TAREAS PENDIENTES:
1) Convierte en una lista JSON de cadenas la parte de los registros que va desde su comienzo hasta la línea que contiene "y-tick-label: 1: [84, 289, 92, 306]", ambas incluidas, con una cadena por línea y sin las líneas en blanco.
2) Prosigue el texto sobre la arquitectura institucional del Tratado de Lisboa a partir de su última frase.

FRAGMENTO PROPORCIONADO:
┄┄┄┄┄┄┄┄┄┄

TRATADO DE LISBOA: ARQUITECTURA INSTITUCIONAL
Los mediadores
La arquitectura institucional que el Tratado de Lisboa instaura o, mejor dicho, sugiere, es tramposa. La imagen que acompaña a estas líneas es lo que la Unión Europea quiere y necesita vender a sus ciudadanos, pero faltan los que realmente mandan, los estados. Herman Van Rompuy (primero por la izquierda) es el primer presidente semi permanente del Consejo Europeo. Catherine Ashton la Alta Representante de Asuntos Exteriores y Política de Seguridad. En medio, el primer ministro sueco, Reinfeldt (presidencia semestral rotatoria) y Durao Barroso (Comisión Europea).
Josu JUARISTI I
Los cuatro personajes de la fotografía no son la nueva cara de la Unión Europea, pero esto es lo que los Veintisiete y la mayoría de los grandes medios de comunicación nos quieren hacer creer. Los titulares de los principales medios de comunicación europeos presentaban a Herman Van Rompuy y a Catherine Ashton (presidente del Consejo Europeo y Alta Representante de la Unión para Asuntos Exteriores y Poítica de Seguridad) como la nueva cúpula o la nueva dirección de la UE; y acto seguido cargaban las tintas y los comentarios contra la «cobarde» Europa que designa para tan elevada misión a dos desconocidos, a dos don nadie, a dos políticos de bajo perfil.

┄┄┄┄┄┄┄┄┄┄

Registros de anotación de diseño
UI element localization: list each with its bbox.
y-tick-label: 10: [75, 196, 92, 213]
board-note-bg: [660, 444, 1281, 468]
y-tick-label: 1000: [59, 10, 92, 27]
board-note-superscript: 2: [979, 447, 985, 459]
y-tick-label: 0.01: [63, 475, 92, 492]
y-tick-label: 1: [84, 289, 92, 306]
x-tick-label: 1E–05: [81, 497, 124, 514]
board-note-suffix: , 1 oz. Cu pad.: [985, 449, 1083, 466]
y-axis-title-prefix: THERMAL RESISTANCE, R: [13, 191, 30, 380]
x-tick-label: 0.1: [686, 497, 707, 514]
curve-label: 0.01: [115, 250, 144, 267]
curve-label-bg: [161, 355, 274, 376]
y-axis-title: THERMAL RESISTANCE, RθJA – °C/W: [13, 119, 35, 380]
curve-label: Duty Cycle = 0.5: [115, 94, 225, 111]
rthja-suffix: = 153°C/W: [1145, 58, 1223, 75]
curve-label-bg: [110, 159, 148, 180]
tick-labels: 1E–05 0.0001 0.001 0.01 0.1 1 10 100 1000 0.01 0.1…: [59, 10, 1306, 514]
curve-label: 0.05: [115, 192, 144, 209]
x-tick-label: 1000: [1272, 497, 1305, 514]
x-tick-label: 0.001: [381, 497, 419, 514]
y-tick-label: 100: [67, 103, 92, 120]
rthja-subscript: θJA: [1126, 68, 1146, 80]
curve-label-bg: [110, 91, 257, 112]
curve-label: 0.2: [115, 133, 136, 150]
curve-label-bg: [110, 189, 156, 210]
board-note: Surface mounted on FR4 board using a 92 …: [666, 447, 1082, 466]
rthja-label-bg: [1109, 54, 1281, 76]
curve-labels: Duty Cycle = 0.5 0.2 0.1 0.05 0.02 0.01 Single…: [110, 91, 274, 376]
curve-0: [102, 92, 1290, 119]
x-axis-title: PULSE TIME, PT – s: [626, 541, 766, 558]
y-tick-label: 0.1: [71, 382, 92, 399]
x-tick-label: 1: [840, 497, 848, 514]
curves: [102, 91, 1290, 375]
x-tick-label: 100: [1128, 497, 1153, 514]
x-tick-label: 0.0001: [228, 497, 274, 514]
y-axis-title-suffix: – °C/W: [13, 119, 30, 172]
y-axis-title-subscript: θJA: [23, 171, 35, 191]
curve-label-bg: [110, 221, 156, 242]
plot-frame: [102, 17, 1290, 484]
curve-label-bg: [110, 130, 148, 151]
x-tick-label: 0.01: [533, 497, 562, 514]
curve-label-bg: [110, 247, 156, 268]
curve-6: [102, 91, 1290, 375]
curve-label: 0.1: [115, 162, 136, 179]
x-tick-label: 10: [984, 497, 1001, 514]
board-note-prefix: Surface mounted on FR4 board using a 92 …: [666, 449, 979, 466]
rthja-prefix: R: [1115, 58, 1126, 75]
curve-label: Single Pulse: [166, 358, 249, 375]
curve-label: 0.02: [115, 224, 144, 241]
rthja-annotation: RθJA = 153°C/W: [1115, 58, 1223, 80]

┄┄┄┄┄┄┄┄┄┄

RESPUESTAS:
1)
[
  "UI element localization: list each with its bbox.",
  "y-tick-label: 10: [75, 196, 92, 213]",
  "board-note-bg: [660, 444, 1281, 468]",
  "y-tick-label: 1000: [59, 10, 92, 27]",
  "board-note-superscript: 2: [979, 447, 985, 459]",
  "y-tick-label: 0.01: [63, 475, 92, 492]",
  "y-tick-label: 1: [84, 289, 92, 306]"
]

2)
En estos comentarios, en este análisis, hay un buen número de trampas, incongruencias y falsedades, y conviene subrayarlas para no perder la perspectiva. Y es que los mismos que alabaron hasta la saciedad el Tratado de Lisboa porque colocaba a la Unión Europea en otro plano critican ahora la elección de dos políticos que no hacen sino responder perfectamente a lo que el Tratado de Lisboa proponía.
Habría sido de recibo criticar al Tratado de Lisboa y luego cargar las tintas porque, en consecuencia, llegan a dos altos cargos Van Rompuy y Ashton.
Pero aplaudir lo primero y denostar lo segundo significa que no han entendido nada, o que no quieren entender lo que es la actual Unión Europea.
Y buena parte de la culpa de estas interpretaciones erróneas la tiene la propia Unión, porque no ha sabido o no ha querido parar a tiempo tanta especulación sin sentido.
El actual modelo de integración europeo es lo que es, ni más ni menos. Ni el flamenco Herman Van Rompuy es presidente de la Unión Europea o presidente europeo o líder de la UE (como incluso afirmaba ayer el diario «El País» -hay que ver cómo nota este diario la ausencia de Xavier Vidal-Foch cuando impartía doctrina desde Bruselas-), ni la británica Catherine Ashton es la ministra de Exteriores de la Unión Europea, como dicen muchos.
Basta echarle un vistazo al Tratado de Lisboa para saber perfectamente cuál es el cometido de cada cual, aunque no nos hayan concretado totalmente sus funciones.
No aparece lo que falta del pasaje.